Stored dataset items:
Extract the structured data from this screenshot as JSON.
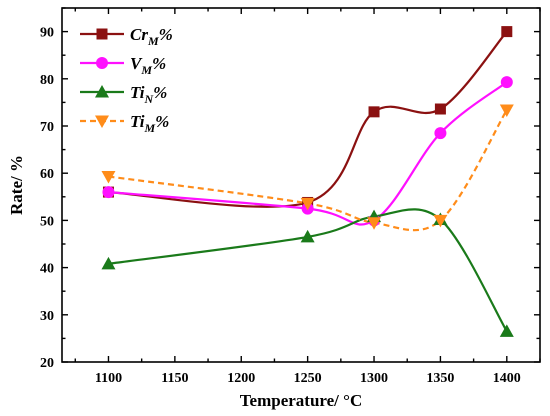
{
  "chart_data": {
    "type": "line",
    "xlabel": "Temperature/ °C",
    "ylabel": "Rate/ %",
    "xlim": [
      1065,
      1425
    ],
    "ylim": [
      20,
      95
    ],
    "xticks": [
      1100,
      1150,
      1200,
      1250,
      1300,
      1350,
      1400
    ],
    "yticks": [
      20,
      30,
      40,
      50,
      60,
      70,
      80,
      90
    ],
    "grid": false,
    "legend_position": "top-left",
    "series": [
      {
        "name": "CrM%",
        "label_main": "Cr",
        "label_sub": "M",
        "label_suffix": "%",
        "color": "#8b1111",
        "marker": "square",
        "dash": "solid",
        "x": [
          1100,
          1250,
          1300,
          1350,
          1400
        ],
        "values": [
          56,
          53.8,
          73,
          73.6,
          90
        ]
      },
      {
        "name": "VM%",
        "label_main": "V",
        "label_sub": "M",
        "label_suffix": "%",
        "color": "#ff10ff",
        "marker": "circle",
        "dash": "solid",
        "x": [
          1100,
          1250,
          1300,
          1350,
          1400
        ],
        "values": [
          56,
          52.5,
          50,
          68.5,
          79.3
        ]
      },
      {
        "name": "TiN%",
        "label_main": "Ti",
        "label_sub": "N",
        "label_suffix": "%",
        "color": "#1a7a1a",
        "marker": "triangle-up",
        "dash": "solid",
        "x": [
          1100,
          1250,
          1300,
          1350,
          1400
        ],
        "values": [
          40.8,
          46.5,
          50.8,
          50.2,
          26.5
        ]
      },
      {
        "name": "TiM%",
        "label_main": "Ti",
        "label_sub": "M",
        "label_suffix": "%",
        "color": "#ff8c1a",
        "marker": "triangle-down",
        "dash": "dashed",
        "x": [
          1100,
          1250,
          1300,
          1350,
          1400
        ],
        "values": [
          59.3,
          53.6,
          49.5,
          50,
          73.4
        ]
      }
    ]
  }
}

* * *

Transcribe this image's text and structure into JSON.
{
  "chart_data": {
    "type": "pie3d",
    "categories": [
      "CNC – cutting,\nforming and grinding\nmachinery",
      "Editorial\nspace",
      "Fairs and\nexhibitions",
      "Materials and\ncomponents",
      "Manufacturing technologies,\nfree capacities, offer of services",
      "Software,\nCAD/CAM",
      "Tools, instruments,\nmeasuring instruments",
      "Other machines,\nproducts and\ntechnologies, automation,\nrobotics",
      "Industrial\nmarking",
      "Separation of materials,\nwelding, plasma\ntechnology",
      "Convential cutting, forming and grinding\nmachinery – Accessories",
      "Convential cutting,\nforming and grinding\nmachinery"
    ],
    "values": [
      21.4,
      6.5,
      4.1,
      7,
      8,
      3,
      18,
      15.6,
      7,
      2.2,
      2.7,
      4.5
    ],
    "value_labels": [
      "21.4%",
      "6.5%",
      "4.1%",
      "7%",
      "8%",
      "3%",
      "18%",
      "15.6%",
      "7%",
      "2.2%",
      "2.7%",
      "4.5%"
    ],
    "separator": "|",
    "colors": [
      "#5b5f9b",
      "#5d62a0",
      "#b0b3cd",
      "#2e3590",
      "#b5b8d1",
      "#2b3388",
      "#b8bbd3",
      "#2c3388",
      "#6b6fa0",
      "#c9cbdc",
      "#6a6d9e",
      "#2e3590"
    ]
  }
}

---

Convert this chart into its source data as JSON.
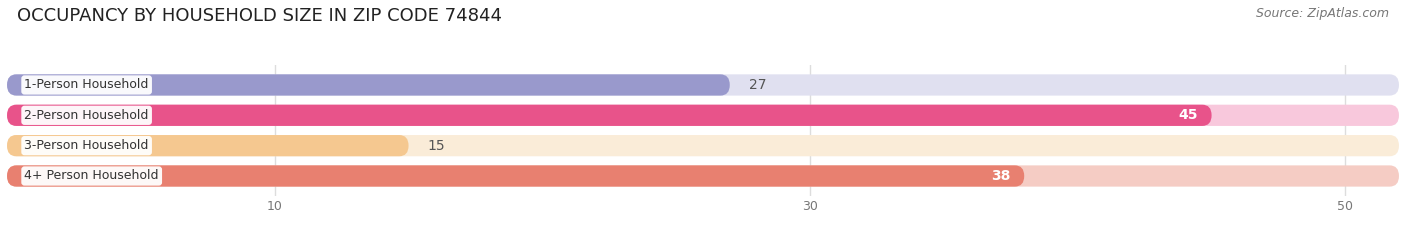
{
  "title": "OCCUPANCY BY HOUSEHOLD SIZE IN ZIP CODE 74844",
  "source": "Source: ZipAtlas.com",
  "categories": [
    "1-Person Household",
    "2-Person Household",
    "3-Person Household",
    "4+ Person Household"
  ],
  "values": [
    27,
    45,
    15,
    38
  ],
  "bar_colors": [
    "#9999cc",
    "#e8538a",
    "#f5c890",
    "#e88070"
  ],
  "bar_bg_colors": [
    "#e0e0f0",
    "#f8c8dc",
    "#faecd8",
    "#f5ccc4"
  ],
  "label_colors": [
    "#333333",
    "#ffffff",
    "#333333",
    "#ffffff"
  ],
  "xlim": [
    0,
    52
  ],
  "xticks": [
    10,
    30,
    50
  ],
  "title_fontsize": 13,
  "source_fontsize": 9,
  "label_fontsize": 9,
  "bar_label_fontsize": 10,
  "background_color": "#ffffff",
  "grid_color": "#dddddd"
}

[Problem to solve]:
Where a line above contains the word "Convential", copy that line.

[Worked solution]:
      "Convential cutting, forming and grinding\nmachinery – Accessories",
      "Convential cutting,\nforming and grinding\nmachinery"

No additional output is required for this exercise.